***** Reading passage *****
Be Contagious in your Kindness

It was a beautiful, rare, high 60s day in Ohio’s February. The kind of day that makes you want to take a blanket with a good book and play hooky from life. It’s hard not to have happiness on a rare day like this. Everyone had shaken off the winter blues for a moment and even the air feels different.

And something I don’t know, kind of insignificant happened to me this particular, beautiful morning. Sometimes. I do this thing, I leave my coffee I’ve had great intentions of drinking, lonely, sitting in my microwave. This morning was one of those mornings. So, begrudgingly, I go thru the drive thru to get my coffee. I was a little irritated with myself and even more so with the line. As I approach the drivethru the employee has a big smile on her face and says, “your order has been paid for.” I was stunned.

This had never happened to me before. And I have to admit I felt this overwhelming “Joy Moment”. I know some may say “this is seriously not a big deal”. But I take a moment to disagree. A perfect stranger feels this compassion to bring joy to my life and he didn’t know one thing about me. He didn’t know if I was smart, or pretty, or rich or poor, or even worthy of him buying this coffee for me? And to me this is pure kindness. When we can show kindness to someone when they have receive nothing in return, it is much more than that cup of coffee. Kindness she shows up as this beautiful butterfly. She slowly unravels her wings and touches people’s hearts. Then joy is spread as she makes her way to continue to travel and touch all those she meets. She becomes contagious.

This man I will never meet gave me this perfect gift because it has went way beyond that particular moment of a free coffee. It gives me hope that In my sometimes inward, selfish focus that being kind is not always this huge endeavor. We can all spread kindness in small, simple acts. I want to be contagious in my kindness.

Defeat has no Place as a Joy Robber

I yearn to write my  thoughts almost frantically sometimes,  down on paper.  Magically,  it seems to happen,  almost as if my fingers have a life of their own. Oh, how I have missed writing, 20 years of suppressing my thoughts to no one else,  but my journal.  But now with blogging, I have this amazing outlet to share with others. What wonderful healing, and a beautiful  gift to my soul, this blog has been, I had a flashback this weekend to when my journals were taken from me, I frantically searched for months, but they were gone.  My most inner thoughts, dreams, and fears, removed, I thought destroyed. I grieved as if a long lost friend had been taken from me, for so long my journal was  the only one I  confided in, I counted as my secret confidant.  But I am slowly realizing that the heart break of having  my  physical journals taken that were written in pen and ink will not destroy the journal entries still  in my heart and mind.   Moments rise up from somewhere deep in me, and I can still write, I can still create, its not too late.
***** Recorded data *****
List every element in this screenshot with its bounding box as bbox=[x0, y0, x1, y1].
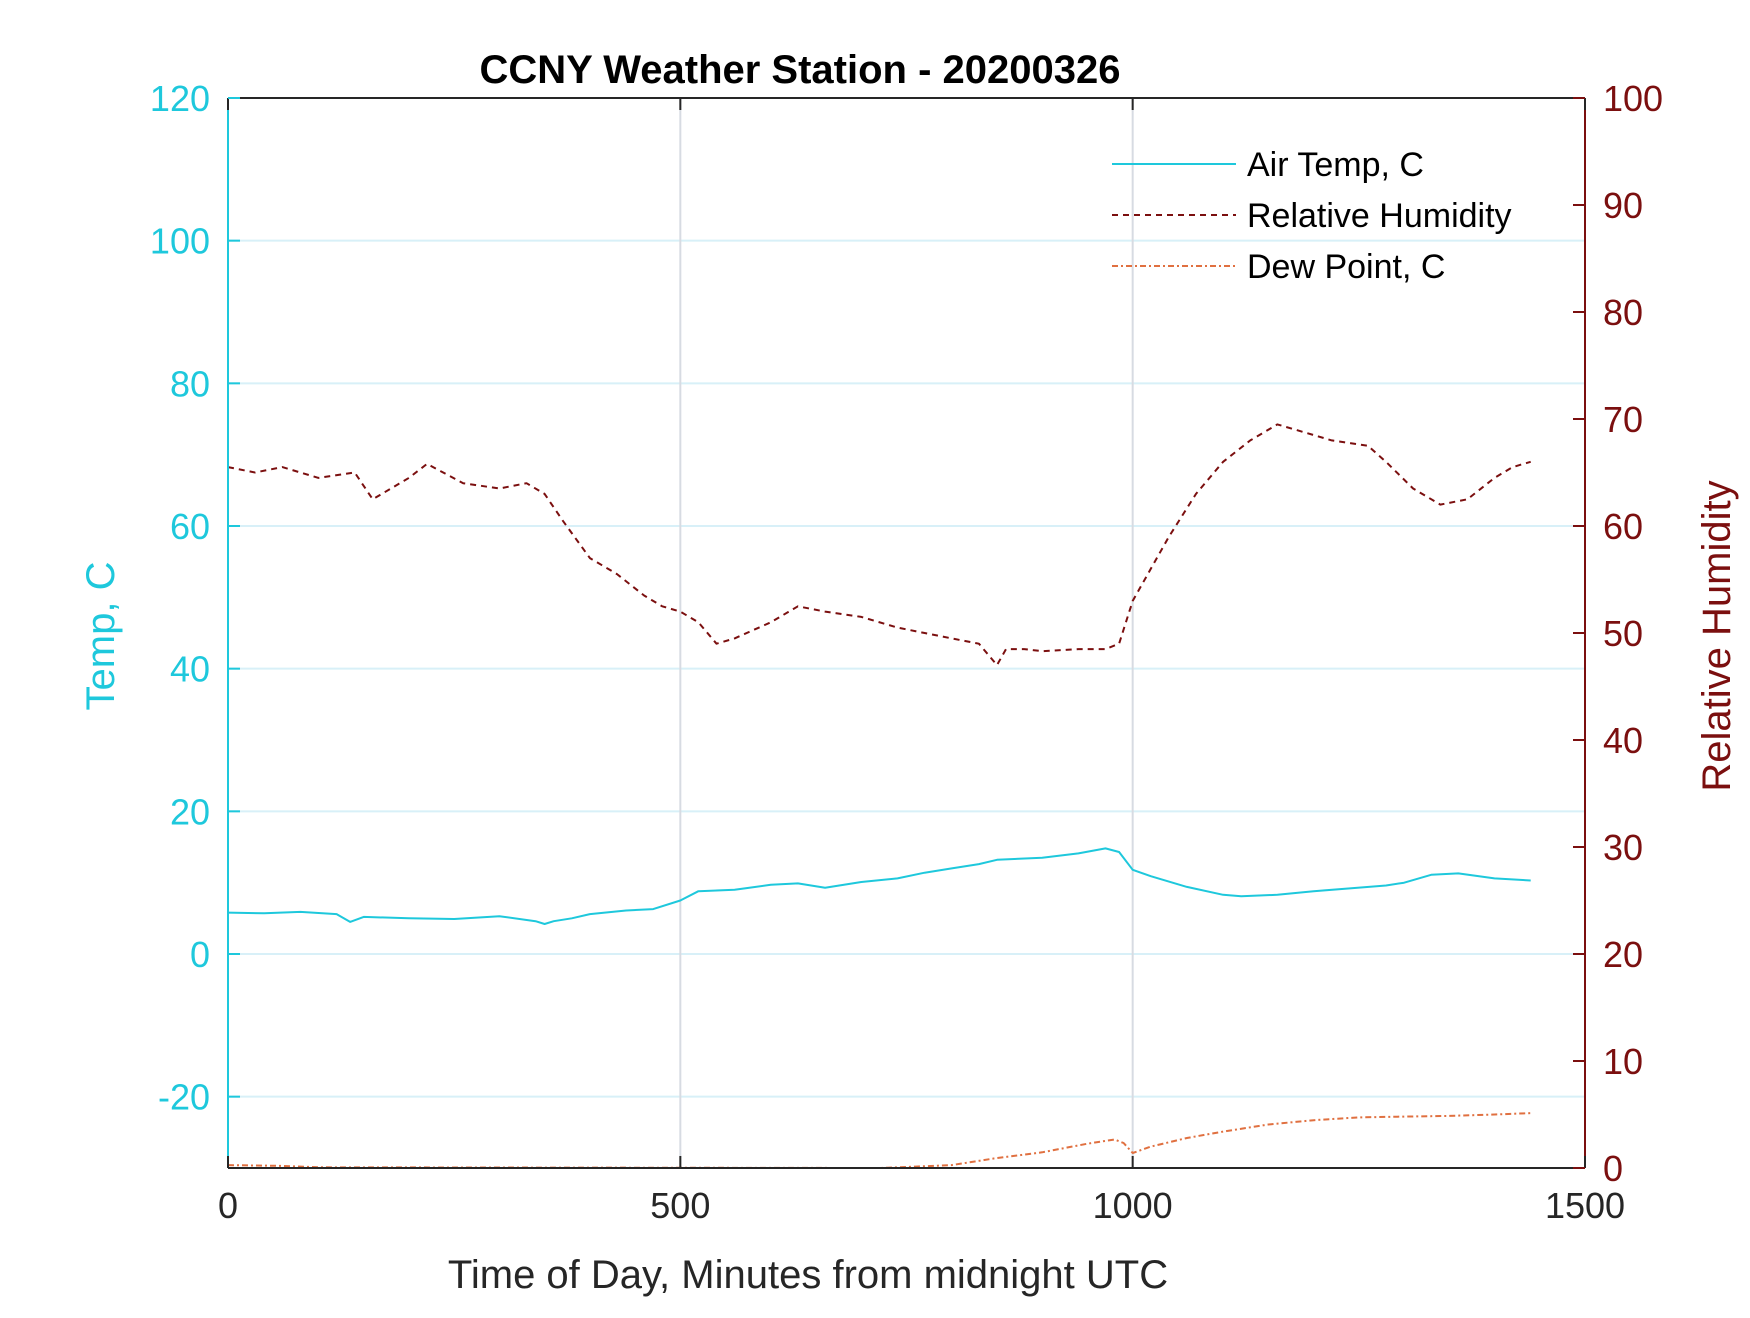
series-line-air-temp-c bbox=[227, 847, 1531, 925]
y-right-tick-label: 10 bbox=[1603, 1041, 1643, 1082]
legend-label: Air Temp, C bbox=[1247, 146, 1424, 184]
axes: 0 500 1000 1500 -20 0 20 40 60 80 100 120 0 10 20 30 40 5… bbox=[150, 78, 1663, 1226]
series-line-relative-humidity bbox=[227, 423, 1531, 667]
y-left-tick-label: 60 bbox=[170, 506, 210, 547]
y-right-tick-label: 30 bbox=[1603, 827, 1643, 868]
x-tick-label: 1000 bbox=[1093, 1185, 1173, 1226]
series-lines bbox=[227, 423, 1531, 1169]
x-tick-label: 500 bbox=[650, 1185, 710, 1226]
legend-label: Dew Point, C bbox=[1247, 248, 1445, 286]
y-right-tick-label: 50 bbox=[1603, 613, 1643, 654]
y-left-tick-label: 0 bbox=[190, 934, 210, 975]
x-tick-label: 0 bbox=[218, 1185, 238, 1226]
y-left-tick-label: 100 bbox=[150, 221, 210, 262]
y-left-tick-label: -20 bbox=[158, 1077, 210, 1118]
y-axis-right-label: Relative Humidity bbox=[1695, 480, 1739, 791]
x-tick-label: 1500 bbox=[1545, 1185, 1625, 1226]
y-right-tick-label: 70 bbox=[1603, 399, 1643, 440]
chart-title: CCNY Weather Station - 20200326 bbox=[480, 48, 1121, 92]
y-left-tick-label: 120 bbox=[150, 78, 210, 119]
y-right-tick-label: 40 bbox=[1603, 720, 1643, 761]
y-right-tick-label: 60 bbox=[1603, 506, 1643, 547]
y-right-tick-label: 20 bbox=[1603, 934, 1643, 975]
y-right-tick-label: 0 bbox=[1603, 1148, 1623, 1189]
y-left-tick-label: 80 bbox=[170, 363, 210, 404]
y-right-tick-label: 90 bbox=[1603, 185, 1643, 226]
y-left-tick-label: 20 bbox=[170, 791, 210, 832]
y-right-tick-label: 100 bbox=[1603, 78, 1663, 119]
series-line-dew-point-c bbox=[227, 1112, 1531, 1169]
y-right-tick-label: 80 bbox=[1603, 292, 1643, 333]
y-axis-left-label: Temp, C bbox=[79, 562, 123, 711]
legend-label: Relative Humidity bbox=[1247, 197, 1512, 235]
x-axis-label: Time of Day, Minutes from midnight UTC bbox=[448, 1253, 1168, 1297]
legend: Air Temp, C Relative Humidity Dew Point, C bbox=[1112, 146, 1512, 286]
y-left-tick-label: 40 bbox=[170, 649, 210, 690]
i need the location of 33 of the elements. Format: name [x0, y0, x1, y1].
*****
***** Recorded data *****
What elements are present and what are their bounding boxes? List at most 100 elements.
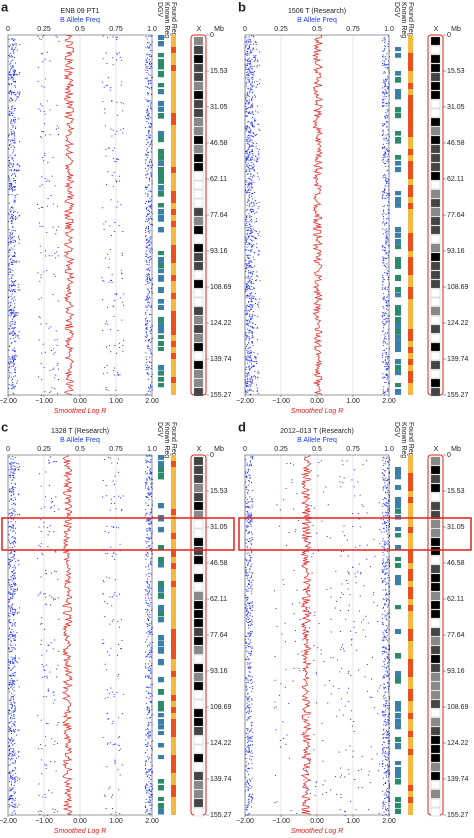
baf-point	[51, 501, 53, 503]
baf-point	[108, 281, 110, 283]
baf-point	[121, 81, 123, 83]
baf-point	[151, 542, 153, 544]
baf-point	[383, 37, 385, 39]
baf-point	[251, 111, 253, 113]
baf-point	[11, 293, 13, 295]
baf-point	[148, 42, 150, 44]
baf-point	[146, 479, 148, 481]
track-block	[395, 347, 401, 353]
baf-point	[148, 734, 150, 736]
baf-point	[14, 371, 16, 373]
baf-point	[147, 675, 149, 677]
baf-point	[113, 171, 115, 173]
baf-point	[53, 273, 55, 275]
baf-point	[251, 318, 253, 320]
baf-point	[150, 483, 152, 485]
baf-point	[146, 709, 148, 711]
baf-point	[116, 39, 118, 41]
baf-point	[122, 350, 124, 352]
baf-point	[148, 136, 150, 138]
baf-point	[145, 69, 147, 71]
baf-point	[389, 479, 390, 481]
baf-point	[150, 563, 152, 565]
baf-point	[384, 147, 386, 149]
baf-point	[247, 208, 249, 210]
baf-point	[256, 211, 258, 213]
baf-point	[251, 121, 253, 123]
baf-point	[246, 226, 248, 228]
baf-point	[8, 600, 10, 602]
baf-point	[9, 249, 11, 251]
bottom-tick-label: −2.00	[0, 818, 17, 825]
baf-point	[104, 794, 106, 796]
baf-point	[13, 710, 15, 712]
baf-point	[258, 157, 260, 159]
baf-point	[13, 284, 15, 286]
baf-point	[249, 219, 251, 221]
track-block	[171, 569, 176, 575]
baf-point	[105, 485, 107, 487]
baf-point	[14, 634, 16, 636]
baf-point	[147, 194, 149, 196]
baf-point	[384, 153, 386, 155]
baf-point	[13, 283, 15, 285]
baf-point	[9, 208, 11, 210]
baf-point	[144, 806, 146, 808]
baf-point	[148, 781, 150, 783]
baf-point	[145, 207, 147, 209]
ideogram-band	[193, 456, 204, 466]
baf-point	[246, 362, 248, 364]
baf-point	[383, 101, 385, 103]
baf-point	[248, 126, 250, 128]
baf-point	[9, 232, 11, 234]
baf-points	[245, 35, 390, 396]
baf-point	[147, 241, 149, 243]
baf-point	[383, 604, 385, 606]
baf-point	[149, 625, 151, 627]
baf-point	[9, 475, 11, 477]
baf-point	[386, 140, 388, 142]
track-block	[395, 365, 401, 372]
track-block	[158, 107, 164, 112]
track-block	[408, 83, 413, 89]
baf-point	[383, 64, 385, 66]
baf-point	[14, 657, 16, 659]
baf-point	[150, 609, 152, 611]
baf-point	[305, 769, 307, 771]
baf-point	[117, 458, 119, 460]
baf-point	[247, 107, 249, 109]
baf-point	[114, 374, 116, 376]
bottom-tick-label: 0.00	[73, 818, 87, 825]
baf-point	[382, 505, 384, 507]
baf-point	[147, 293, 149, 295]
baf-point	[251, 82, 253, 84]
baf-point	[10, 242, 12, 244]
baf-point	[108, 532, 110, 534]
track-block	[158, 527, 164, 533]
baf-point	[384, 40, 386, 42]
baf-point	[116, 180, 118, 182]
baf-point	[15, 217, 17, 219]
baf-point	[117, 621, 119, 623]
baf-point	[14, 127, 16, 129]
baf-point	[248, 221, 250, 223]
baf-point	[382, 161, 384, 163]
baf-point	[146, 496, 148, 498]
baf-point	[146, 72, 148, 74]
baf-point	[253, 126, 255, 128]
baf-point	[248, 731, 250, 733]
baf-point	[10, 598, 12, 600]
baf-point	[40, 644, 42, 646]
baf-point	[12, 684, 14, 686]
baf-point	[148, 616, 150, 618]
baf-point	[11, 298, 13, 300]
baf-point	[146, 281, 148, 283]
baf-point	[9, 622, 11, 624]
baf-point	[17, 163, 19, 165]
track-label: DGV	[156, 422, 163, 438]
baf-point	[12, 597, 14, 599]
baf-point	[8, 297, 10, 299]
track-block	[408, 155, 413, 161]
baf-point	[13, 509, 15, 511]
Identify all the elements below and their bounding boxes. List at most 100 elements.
*****
-- Given request 1 --
From the blog post, list each thing the stranger who paid for the coffee did not know about the writer.
-- Given request 2 --
In the records, swap "x-tick-label" for "x-axis-tick" in the lines starting at the one containing "series-line-air-temp-c bbox=[227, 847, 1531, 925]" and ending at the one containing "y-right-tick-label: 90 bbox=[1603, 185, 1643, 226]". Keep everything else the same and give back only those lines.

-- Finished answer 1 --
- Whether the writer was smart
- Whether the writer was pretty
- Whether the writer was rich
- Whether the writer was poor
- Whether the writer was worthy of him buying the coffee

-- Finished answer 2 --
series-line-air-temp-c bbox=[227, 847, 1531, 925]
y-right-tick-label: 10 bbox=[1603, 1041, 1643, 1082]
legend-label: Air Temp, C bbox=[1247, 146, 1424, 184]
axes: 0 500 1000 1500 -20 0 20 40 60 80 100 120 0 10 20 30 40 5… bbox=[150, 78, 1663, 1226]
series-line-relative-humidity bbox=[227, 423, 1531, 667]
y-left-tick-label: 60 bbox=[170, 506, 210, 547]
y-right-tick-label: 30 bbox=[1603, 827, 1643, 868]
x-axis-tick: 1000 bbox=[1093, 1185, 1173, 1226]
series-lines bbox=[227, 423, 1531, 1169]
x-axis-tick: 500 bbox=[650, 1185, 710, 1226]
legend-label: Dew Point, C bbox=[1247, 248, 1445, 286]
y-right-tick-label: 50 bbox=[1603, 613, 1643, 654]
y-left-tick-label: 0 bbox=[190, 934, 210, 975]
x-axis-tick: 0 bbox=[218, 1185, 238, 1226]
y-left-tick-label: 100 bbox=[150, 221, 210, 262]
y-left-tick-label: -20 bbox=[158, 1077, 210, 1118]
y-axis-right-label: Relative Humidity bbox=[1695, 480, 1739, 791]
x-axis-tick: 1500 bbox=[1545, 1185, 1625, 1226]
y-right-tick-label: 70 bbox=[1603, 399, 1643, 440]
chart-title: CCNY Weather Station - 20200326 bbox=[480, 48, 1121, 92]
y-left-tick-label: 120 bbox=[150, 78, 210, 119]
y-right-tick-label: 40 bbox=[1603, 720, 1643, 761]
y-right-tick-label: 60 bbox=[1603, 506, 1643, 547]
y-right-tick-label: 20 bbox=[1603, 934, 1643, 975]
y-right-tick-label: 0 bbox=[1603, 1148, 1623, 1189]
y-left-tick-label: 80 bbox=[170, 363, 210, 404]
y-right-tick-label: 90 bbox=[1603, 185, 1643, 226]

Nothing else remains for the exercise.